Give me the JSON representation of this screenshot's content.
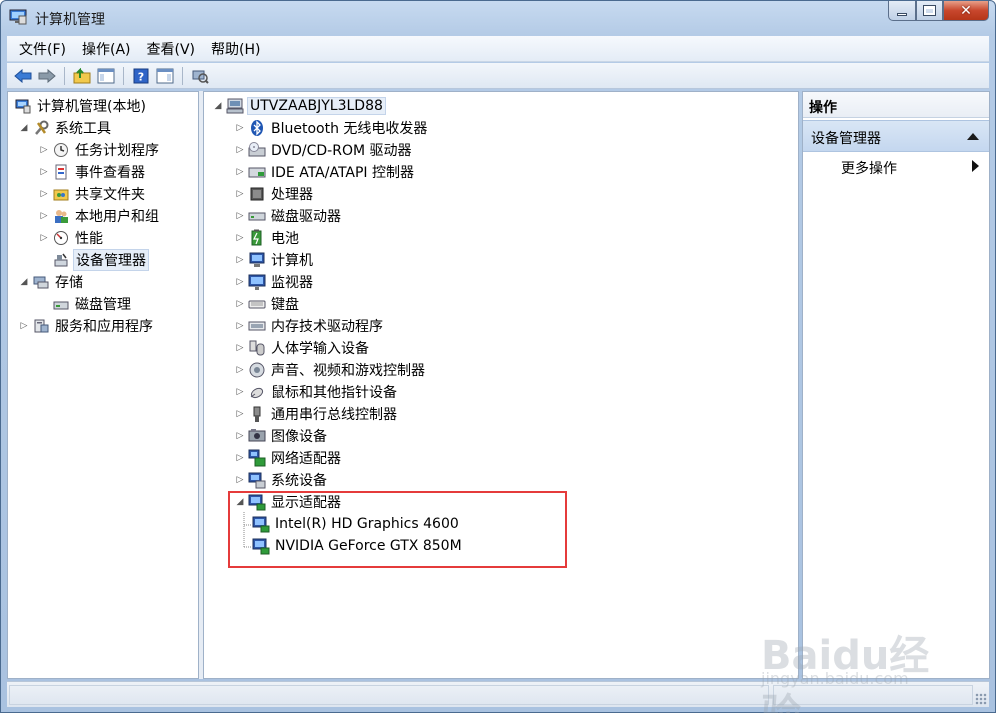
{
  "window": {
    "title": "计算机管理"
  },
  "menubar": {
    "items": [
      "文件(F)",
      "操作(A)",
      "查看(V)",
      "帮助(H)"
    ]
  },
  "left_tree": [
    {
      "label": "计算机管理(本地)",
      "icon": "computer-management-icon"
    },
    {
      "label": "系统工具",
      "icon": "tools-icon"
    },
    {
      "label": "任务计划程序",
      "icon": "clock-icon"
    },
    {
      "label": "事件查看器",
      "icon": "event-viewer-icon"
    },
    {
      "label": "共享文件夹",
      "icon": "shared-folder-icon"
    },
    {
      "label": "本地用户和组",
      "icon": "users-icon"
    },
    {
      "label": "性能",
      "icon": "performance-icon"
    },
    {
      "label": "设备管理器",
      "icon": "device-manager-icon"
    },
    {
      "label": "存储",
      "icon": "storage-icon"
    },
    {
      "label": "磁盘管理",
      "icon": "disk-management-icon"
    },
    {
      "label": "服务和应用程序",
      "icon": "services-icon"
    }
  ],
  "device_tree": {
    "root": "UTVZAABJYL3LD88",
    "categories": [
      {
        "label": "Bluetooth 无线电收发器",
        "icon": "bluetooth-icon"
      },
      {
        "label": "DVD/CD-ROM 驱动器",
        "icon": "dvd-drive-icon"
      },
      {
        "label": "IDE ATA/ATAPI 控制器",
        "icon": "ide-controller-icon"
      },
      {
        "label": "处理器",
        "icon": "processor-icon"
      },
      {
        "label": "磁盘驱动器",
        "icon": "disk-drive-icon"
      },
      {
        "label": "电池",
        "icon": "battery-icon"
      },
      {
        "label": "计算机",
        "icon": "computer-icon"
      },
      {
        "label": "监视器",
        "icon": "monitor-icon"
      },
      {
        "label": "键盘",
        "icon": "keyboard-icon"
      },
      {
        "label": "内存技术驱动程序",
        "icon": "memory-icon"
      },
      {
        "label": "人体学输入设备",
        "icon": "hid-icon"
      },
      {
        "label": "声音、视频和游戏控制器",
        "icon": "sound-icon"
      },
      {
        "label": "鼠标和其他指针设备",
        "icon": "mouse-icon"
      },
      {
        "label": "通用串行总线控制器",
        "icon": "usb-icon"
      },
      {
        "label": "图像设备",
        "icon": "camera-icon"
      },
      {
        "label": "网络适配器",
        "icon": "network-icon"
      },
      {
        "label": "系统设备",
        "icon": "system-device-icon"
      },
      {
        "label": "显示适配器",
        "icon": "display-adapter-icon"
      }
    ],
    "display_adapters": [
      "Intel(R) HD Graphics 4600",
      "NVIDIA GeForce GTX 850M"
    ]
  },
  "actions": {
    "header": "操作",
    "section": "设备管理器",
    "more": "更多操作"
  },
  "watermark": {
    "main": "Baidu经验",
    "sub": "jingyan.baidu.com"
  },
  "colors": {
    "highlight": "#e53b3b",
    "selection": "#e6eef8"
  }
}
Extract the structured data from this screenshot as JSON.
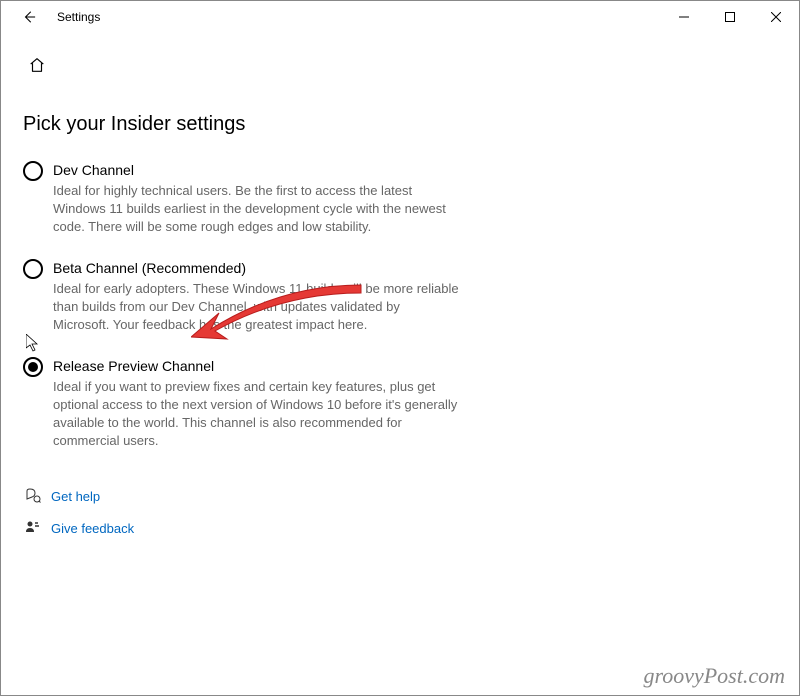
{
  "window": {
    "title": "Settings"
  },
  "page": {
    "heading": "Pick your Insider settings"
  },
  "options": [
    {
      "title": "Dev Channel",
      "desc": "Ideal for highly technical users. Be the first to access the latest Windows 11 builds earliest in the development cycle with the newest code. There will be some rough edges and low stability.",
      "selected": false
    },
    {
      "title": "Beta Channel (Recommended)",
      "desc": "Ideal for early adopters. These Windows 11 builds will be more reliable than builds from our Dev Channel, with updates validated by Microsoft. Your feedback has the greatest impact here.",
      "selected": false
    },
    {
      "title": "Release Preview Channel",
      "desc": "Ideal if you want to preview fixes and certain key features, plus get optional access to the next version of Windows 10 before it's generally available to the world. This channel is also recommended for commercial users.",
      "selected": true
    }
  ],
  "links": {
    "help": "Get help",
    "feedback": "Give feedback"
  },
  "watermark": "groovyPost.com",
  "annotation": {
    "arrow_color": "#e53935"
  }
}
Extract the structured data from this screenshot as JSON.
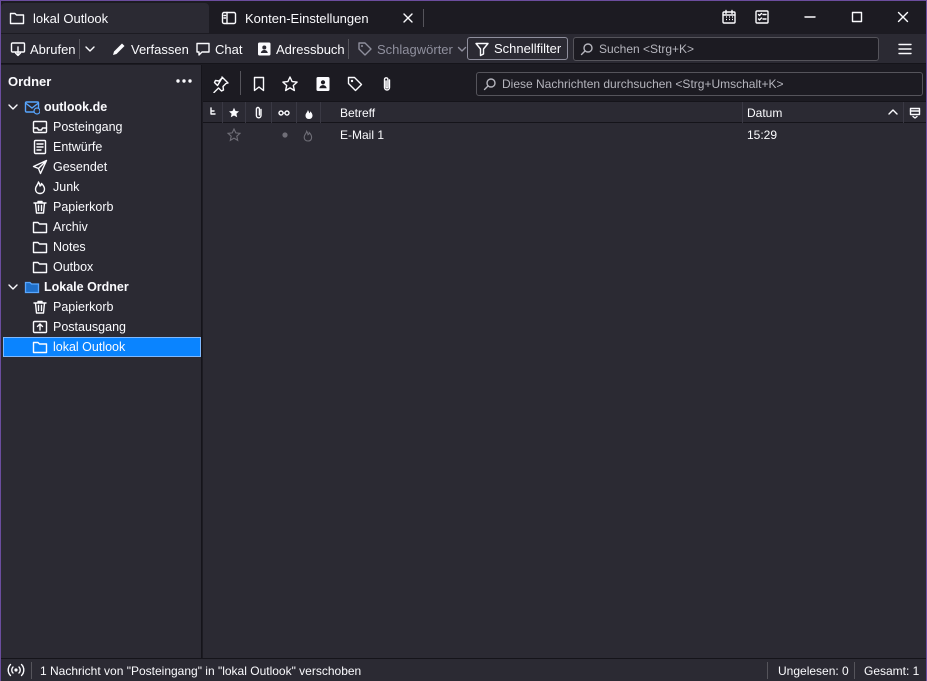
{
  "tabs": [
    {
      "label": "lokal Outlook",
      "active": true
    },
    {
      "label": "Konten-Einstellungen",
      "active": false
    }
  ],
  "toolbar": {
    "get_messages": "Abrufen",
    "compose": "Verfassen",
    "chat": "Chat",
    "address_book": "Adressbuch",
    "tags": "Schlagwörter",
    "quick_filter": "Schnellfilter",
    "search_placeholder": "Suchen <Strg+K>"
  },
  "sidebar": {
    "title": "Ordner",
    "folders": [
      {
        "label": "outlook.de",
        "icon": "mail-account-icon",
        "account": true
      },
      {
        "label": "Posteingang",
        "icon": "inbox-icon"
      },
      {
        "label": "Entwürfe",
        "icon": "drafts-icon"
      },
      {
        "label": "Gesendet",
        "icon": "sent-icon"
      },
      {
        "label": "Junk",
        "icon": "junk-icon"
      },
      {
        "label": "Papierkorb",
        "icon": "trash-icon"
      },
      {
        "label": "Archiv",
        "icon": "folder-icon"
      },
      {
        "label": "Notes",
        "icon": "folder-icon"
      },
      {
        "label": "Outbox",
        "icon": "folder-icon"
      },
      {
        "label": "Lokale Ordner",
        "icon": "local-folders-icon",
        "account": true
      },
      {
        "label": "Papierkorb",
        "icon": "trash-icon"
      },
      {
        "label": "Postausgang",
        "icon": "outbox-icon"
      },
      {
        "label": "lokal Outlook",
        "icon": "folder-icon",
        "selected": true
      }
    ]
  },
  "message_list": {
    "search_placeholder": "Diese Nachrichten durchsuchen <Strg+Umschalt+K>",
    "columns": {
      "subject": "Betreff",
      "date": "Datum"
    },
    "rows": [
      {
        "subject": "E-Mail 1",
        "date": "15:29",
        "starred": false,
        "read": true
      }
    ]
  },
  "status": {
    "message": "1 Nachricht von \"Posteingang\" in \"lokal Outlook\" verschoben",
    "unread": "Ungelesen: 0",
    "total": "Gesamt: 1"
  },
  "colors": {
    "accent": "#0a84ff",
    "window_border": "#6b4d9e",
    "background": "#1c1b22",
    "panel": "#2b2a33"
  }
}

Given task →
Reproduce the whole listing word for word, setting aside any pictures.

Expected output →
Give me the JSON representation of this screenshot's content.
{
  "window": {
    "title": "计算机管理"
  },
  "menubar": {
    "items": [
      "文件(F)",
      "操作(A)",
      "查看(V)",
      "帮助(H)"
    ]
  },
  "left_tree": [
    {
      "label": "计算机管理(本地)",
      "icon": "computer-management-icon"
    },
    {
      "label": "系统工具",
      "icon": "tools-icon"
    },
    {
      "label": "任务计划程序",
      "icon": "clock-icon"
    },
    {
      "label": "事件查看器",
      "icon": "event-viewer-icon"
    },
    {
      "label": "共享文件夹",
      "icon": "shared-folder-icon"
    },
    {
      "label": "本地用户和组",
      "icon": "users-icon"
    },
    {
      "label": "性能",
      "icon": "performance-icon"
    },
    {
      "label": "设备管理器",
      "icon": "device-manager-icon"
    },
    {
      "label": "存储",
      "icon": "storage-icon"
    },
    {
      "label": "磁盘管理",
      "icon": "disk-management-icon"
    },
    {
      "label": "服务和应用程序",
      "icon": "services-icon"
    }
  ],
  "device_tree": {
    "root": "UTVZAABJYL3LD88",
    "categories": [
      {
        "label": "Bluetooth 无线电收发器",
        "icon": "bluetooth-icon"
      },
      {
        "label": "DVD/CD-ROM 驱动器",
        "icon": "dvd-drive-icon"
      },
      {
        "label": "IDE ATA/ATAPI 控制器",
        "icon": "ide-controller-icon"
      },
      {
        "label": "处理器",
        "icon": "processor-icon"
      },
      {
        "label": "磁盘驱动器",
        "icon": "disk-drive-icon"
      },
      {
        "label": "电池",
        "icon": "battery-icon"
      },
      {
        "label": "计算机",
        "icon": "computer-icon"
      },
      {
        "label": "监视器",
        "icon": "monitor-icon"
      },
      {
        "label": "键盘",
        "icon": "keyboard-icon"
      },
      {
        "label": "内存技术驱动程序",
        "icon": "memory-icon"
      },
      {
        "label": "人体学输入设备",
        "icon": "hid-icon"
      },
      {
        "label": "声音、视频和游戏控制器",
        "icon": "sound-icon"
      },
      {
        "label": "鼠标和其他指针设备",
        "icon": "mouse-icon"
      },
      {
        "label": "通用串行总线控制器",
        "icon": "usb-icon"
      },
      {
        "label": "图像设备",
        "icon": "camera-icon"
      },
      {
        "label": "网络适配器",
        "icon": "network-icon"
      },
      {
        "label": "系统设备",
        "icon": "system-device-icon"
      },
      {
        "label": "显示适配器",
        "icon": "display-adapter-icon"
      }
    ],
    "display_adapters": [
      "Intel(R) HD Graphics 4600",
      "NVIDIA GeForce GTX 850M"
    ]
  },
  "actions": {
    "header": "操作",
    "section": "设备管理器",
    "more": "更多操作"
  },
  "watermark": {
    "main": "Baidu经验",
    "sub": "jingyan.baidu.com"
  },
  "colors": {
    "highlight": "#e53b3b",
    "selection": "#e6eef8"
  }
}
Extract the structured data from this screenshot as JSON.
{
  "window": {
    "title": "Settings"
  },
  "page": {
    "heading": "Pick your Insider settings"
  },
  "options": [
    {
      "title": "Dev Channel",
      "desc": "Ideal for highly technical users. Be the first to access the latest Windows 11 builds earliest in the development cycle with the newest code. There will be some rough edges and low stability.",
      "selected": false
    },
    {
      "title": "Beta Channel (Recommended)",
      "desc": "Ideal for early adopters. These Windows 11 builds will be more reliable than builds from our Dev Channel, with updates validated by Microsoft. Your feedback has the greatest impact here.",
      "selected": false
    },
    {
      "title": "Release Preview Channel",
      "desc": "Ideal if you want to preview fixes and certain key features, plus get optional access to the next version of Windows 10 before it's generally available to the world. This channel is also recommended for commercial users.",
      "selected": true
    }
  ],
  "links": {
    "help": "Get help",
    "feedback": "Give feedback"
  },
  "watermark": "groovyPost.com",
  "annotation": {
    "arrow_color": "#e53935"
  }
}
Extract the structured data from this screenshot as JSON.
{
  "tabs": [
    {
      "label": "lokal Outlook",
      "active": true
    },
    {
      "label": "Konten-Einstellungen",
      "active": false
    }
  ],
  "toolbar": {
    "get_messages": "Abrufen",
    "compose": "Verfassen",
    "chat": "Chat",
    "address_book": "Adressbuch",
    "tags": "Schlagwörter",
    "quick_filter": "Schnellfilter",
    "search_placeholder": "Suchen <Strg+K>"
  },
  "sidebar": {
    "title": "Ordner",
    "folders": [
      {
        "label": "outlook.de",
        "icon": "mail-account-icon",
        "account": true
      },
      {
        "label": "Posteingang",
        "icon": "inbox-icon"
      },
      {
        "label": "Entwürfe",
        "icon": "drafts-icon"
      },
      {
        "label": "Gesendet",
        "icon": "sent-icon"
      },
      {
        "label": "Junk",
        "icon": "junk-icon"
      },
      {
        "label": "Papierkorb",
        "icon": "trash-icon"
      },
      {
        "label": "Archiv",
        "icon": "folder-icon"
      },
      {
        "label": "Notes",
        "icon": "folder-icon"
      },
      {
        "label": "Outbox",
        "icon": "folder-icon"
      },
      {
        "label": "Lokale Ordner",
        "icon": "local-folders-icon",
        "account": true
      },
      {
        "label": "Papierkorb",
        "icon": "trash-icon"
      },
      {
        "label": "Postausgang",
        "icon": "outbox-icon"
      },
      {
        "label": "lokal Outlook",
        "icon": "folder-icon",
        "selected": true
      }
    ]
  },
  "message_list": {
    "search_placeholder": "Diese Nachrichten durchsuchen <Strg+Umschalt+K>",
    "columns": {
      "subject": "Betreff",
      "date": "Datum"
    },
    "rows": [
      {
        "subject": "E-Mail 1",
        "date": "15:29",
        "starred": false,
        "read": true
      }
    ]
  },
  "status": {
    "message": "1 Nachricht von \"Posteingang\" in \"lokal Outlook\" verschoben",
    "unread": "Ungelesen: 0",
    "total": "Gesamt: 1"
  },
  "colors": {
    "accent": "#0a84ff",
    "window_border": "#6b4d9e",
    "background": "#1c1b22",
    "panel": "#2b2a33"
  }
}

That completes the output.